> [WHAT YOU ARE ASKED TO DO]: Return every line of the records below verbatim, with no pictures in the copy.
>> Begin MATERIAL FOR THE TASK
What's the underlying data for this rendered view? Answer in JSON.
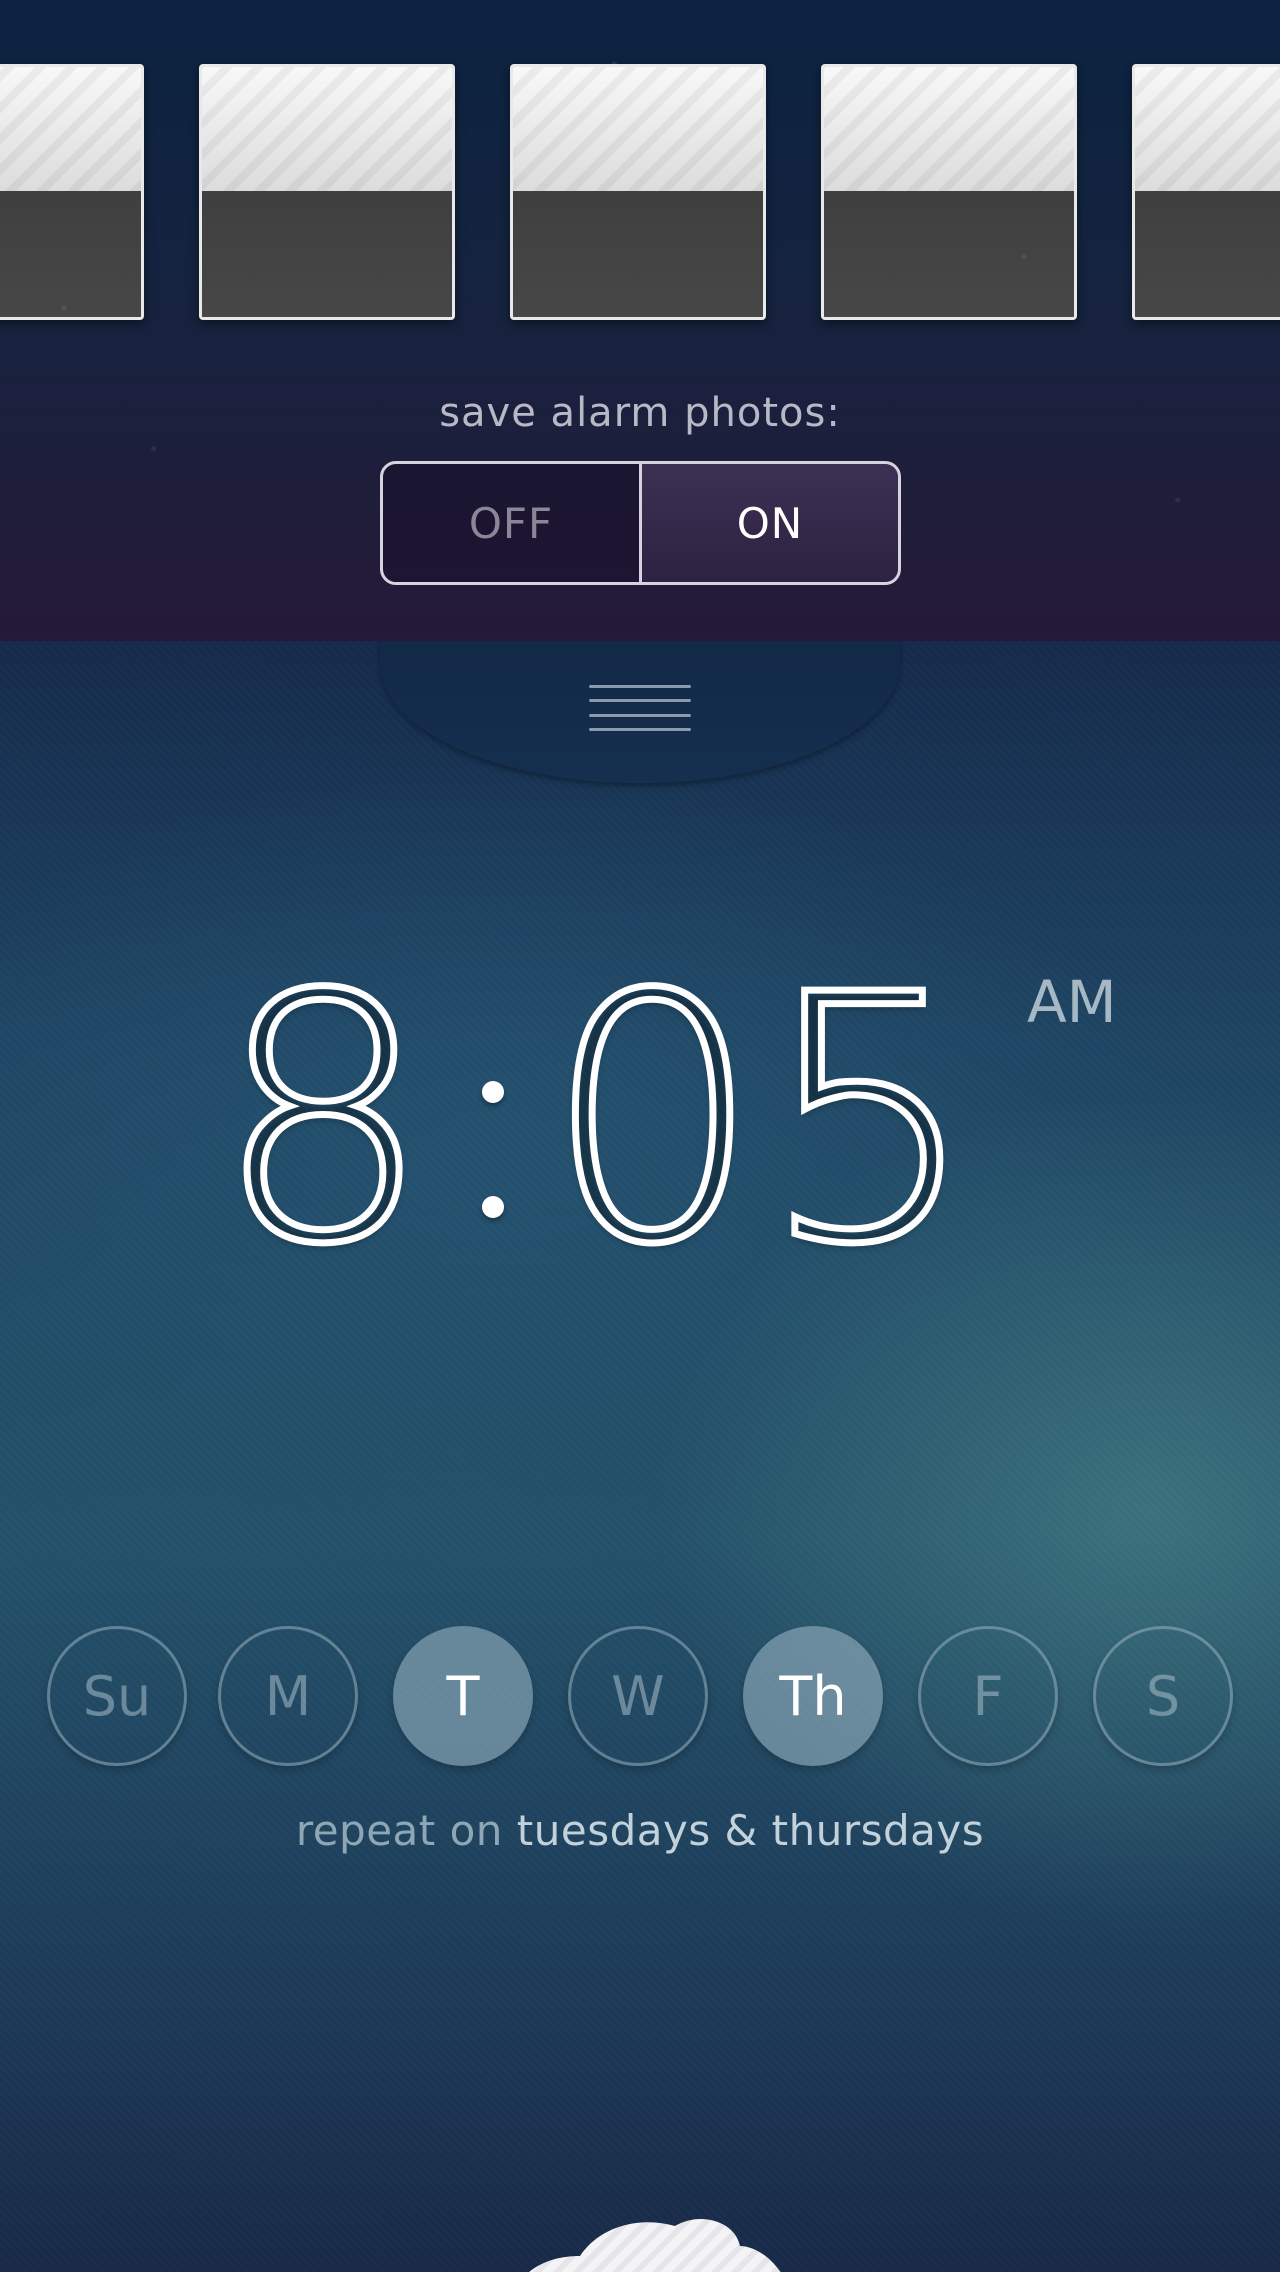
{
  "photos": {
    "slots": [
      "photo-1",
      "photo-2",
      "photo-3",
      "photo-4",
      "photo-5"
    ],
    "save_label": "save alarm photos:",
    "toggle": {
      "off_label": "OFF",
      "on_label": "ON",
      "selected": "ON"
    }
  },
  "alarm": {
    "hour": "8",
    "colon": ":",
    "minutes": "05",
    "period": "AM",
    "days": [
      {
        "label": "Su",
        "selected": false
      },
      {
        "label": "M",
        "selected": false
      },
      {
        "label": "T",
        "selected": true
      },
      {
        "label": "W",
        "selected": false
      },
      {
        "label": "Th",
        "selected": true
      },
      {
        "label": "F",
        "selected": false
      },
      {
        "label": "S",
        "selected": false
      }
    ],
    "repeat_prefix": "repeat on",
    "repeat_days": "tuesdays & thursdays"
  },
  "icons": {
    "menu": "menu-icon",
    "cloud": "cloud-icon"
  },
  "colors": {
    "toggle_border": "#d6d3de",
    "selected_day": "#a0b9c8",
    "time_stroke": "#ffffff"
  }
}
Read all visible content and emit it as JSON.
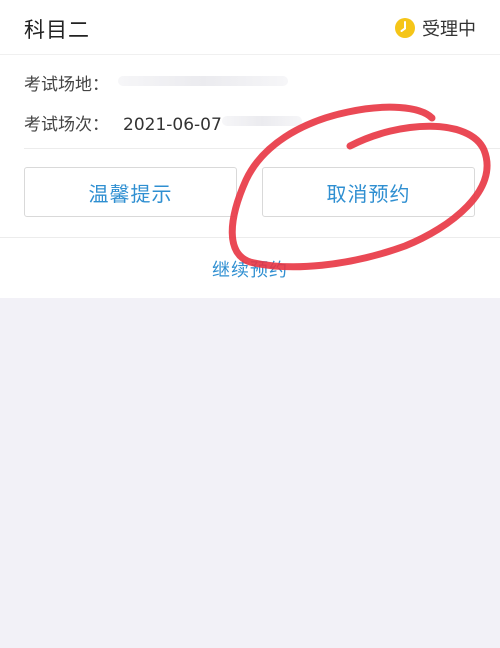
{
  "header": {
    "subject": "科目二",
    "status_text": "受理中",
    "status_icon": "clock-icon",
    "status_icon_color": "#f5c518"
  },
  "details": {
    "venue_label": "考试场地：",
    "session_label": "考试场次：",
    "session_value": "2021-06-07"
  },
  "actions": {
    "tip_label": "温馨提示",
    "cancel_label": "取消预约",
    "continue_label": "继续预约"
  },
  "colors": {
    "accent": "#2f8fd1",
    "annotation": "#e83543",
    "background": "#f2f1f7"
  }
}
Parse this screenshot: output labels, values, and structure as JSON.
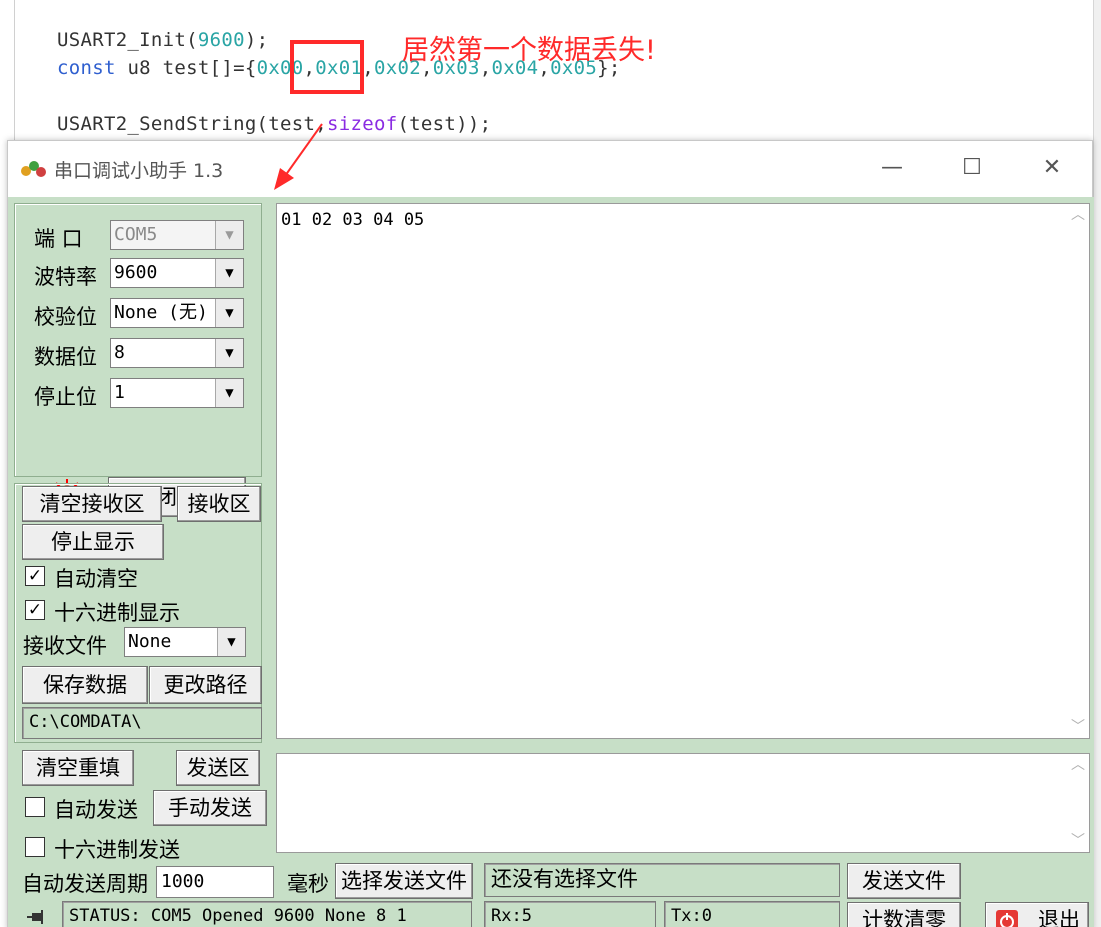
{
  "editor": {
    "line1": {
      "fn": "USART2_Init(",
      "arg": "9600",
      "tail": ");"
    },
    "line2": {
      "kw": "const",
      "decl": " u8 test[]={",
      "values": [
        "0x00",
        "0x01",
        "0x02",
        "0x03",
        "0x04",
        "0x05"
      ],
      "tail": "};"
    },
    "line3": {
      "fn": "USART2_SendString(test,",
      "kw": "sizeof",
      "tail": "(test));"
    },
    "annotation": "居然第一个数据丢失!"
  },
  "window": {
    "title": "串口调试小助手 1.3",
    "minimize": "—",
    "maximize": "☐",
    "close": "✕"
  },
  "port_settings": {
    "port_label": "端  口",
    "port_value": "COM5",
    "baud_label": "波特率",
    "baud_value": "9600",
    "parity_label": "校验位",
    "parity_value": "None (无)",
    "databits_label": "数据位",
    "databits_value": "8",
    "stopbits_label": "停止位",
    "stopbits_value": "1",
    "close_port_button": "关闭串口"
  },
  "receive": {
    "clear_button": "清空接收区",
    "area_button": "接收区",
    "stop_display_button": "停止显示",
    "auto_clear_label": "自动清空",
    "auto_clear_checked": true,
    "hex_display_label": "十六进制显示",
    "hex_display_checked": true,
    "file_label": "接收文件",
    "file_value": "None",
    "save_button": "保存数据",
    "change_path_button": "更改路径",
    "path": "C:\\COMDATA\\",
    "content": "01 02 03 04 05"
  },
  "send": {
    "clear_button": "清空重填",
    "area_button": "发送区",
    "auto_send_label": "自动发送",
    "auto_send_checked": false,
    "manual_send_button": "手动发送",
    "hex_send_label": "十六进制发送",
    "hex_send_checked": false,
    "period_label": "自动发送周期",
    "period_value": "1000",
    "ms_label": "毫秒",
    "choose_file_button": "选择发送文件",
    "file_status": "还没有选择文件",
    "send_file_button": "发送文件"
  },
  "status": {
    "text": "STATUS: COM5 Opened 9600 None  8 1",
    "rx": "Rx:5",
    "tx": "Tx:0",
    "clear_count_button": "计数清零",
    "exit_button": "退出"
  },
  "colors": {
    "panel": "#c7dfc7",
    "annotation": "#ff2a2a",
    "led": "#ff0000"
  }
}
>> End MATERIAL FOR THE TASK
> [RESPONSE TO THIS EXERCISE]:
What's the underlying data for this rendered view? Answer in JSON.
{
  "photos": {
    "slots": [
      "photo-1",
      "photo-2",
      "photo-3",
      "photo-4",
      "photo-5"
    ],
    "save_label": "save alarm photos:",
    "toggle": {
      "off_label": "OFF",
      "on_label": "ON",
      "selected": "ON"
    }
  },
  "alarm": {
    "hour": "8",
    "colon": ":",
    "minutes": "05",
    "period": "AM",
    "days": [
      {
        "label": "Su",
        "selected": false
      },
      {
        "label": "M",
        "selected": false
      },
      {
        "label": "T",
        "selected": true
      },
      {
        "label": "W",
        "selected": false
      },
      {
        "label": "Th",
        "selected": true
      },
      {
        "label": "F",
        "selected": false
      },
      {
        "label": "S",
        "selected": false
      }
    ],
    "repeat_prefix": "repeat on",
    "repeat_days": "tuesdays & thursdays"
  },
  "icons": {
    "menu": "menu-icon",
    "cloud": "cloud-icon"
  },
  "colors": {
    "toggle_border": "#d6d3de",
    "selected_day": "#a0b9c8",
    "time_stroke": "#ffffff"
  }
}
Read all visible content and emit it as JSON.
{
  "header": {
    "subject": "科目二",
    "status_text": "受理中",
    "status_icon": "clock-icon",
    "status_icon_color": "#f5c518"
  },
  "details": {
    "venue_label": "考试场地：",
    "session_label": "考试场次：",
    "session_value": "2021-06-07"
  },
  "actions": {
    "tip_label": "温馨提示",
    "cancel_label": "取消预约",
    "continue_label": "继续预约"
  },
  "colors": {
    "accent": "#2f8fd1",
    "annotation": "#e83543",
    "background": "#f2f1f7"
  }
}
Parse this screenshot: output labels, values, and structure as JSON.
{
  "editor": {
    "line1": {
      "fn": "USART2_Init(",
      "arg": "9600",
      "tail": ");"
    },
    "line2": {
      "kw": "const",
      "decl": " u8 test[]={",
      "values": [
        "0x00",
        "0x01",
        "0x02",
        "0x03",
        "0x04",
        "0x05"
      ],
      "tail": "};"
    },
    "line3": {
      "fn": "USART2_SendString(test,",
      "kw": "sizeof",
      "tail": "(test));"
    },
    "annotation": "居然第一个数据丢失!"
  },
  "window": {
    "title": "串口调试小助手 1.3",
    "minimize": "—",
    "maximize": "☐",
    "close": "✕"
  },
  "port_settings": {
    "port_label": "端  口",
    "port_value": "COM5",
    "baud_label": "波特率",
    "baud_value": "9600",
    "parity_label": "校验位",
    "parity_value": "None (无)",
    "databits_label": "数据位",
    "databits_value": "8",
    "stopbits_label": "停止位",
    "stopbits_value": "1",
    "close_port_button": "关闭串口"
  },
  "receive": {
    "clear_button": "清空接收区",
    "area_button": "接收区",
    "stop_display_button": "停止显示",
    "auto_clear_label": "自动清空",
    "auto_clear_checked": true,
    "hex_display_label": "十六进制显示",
    "hex_display_checked": true,
    "file_label": "接收文件",
    "file_value": "None",
    "save_button": "保存数据",
    "change_path_button": "更改路径",
    "path": "C:\\COMDATA\\",
    "content": "01 02 03 04 05"
  },
  "send": {
    "clear_button": "清空重填",
    "area_button": "发送区",
    "auto_send_label": "自动发送",
    "auto_send_checked": false,
    "manual_send_button": "手动发送",
    "hex_send_label": "十六进制发送",
    "hex_send_checked": false,
    "period_label": "自动发送周期",
    "period_value": "1000",
    "ms_label": "毫秒",
    "choose_file_button": "选择发送文件",
    "file_status": "还没有选择文件",
    "send_file_button": "发送文件"
  },
  "status": {
    "text": "STATUS: COM5 Opened 9600 None  8 1",
    "rx": "Rx:5",
    "tx": "Tx:0",
    "clear_count_button": "计数清零",
    "exit_button": "退出"
  },
  "colors": {
    "panel": "#c7dfc7",
    "annotation": "#ff2a2a",
    "led": "#ff0000"
  }
}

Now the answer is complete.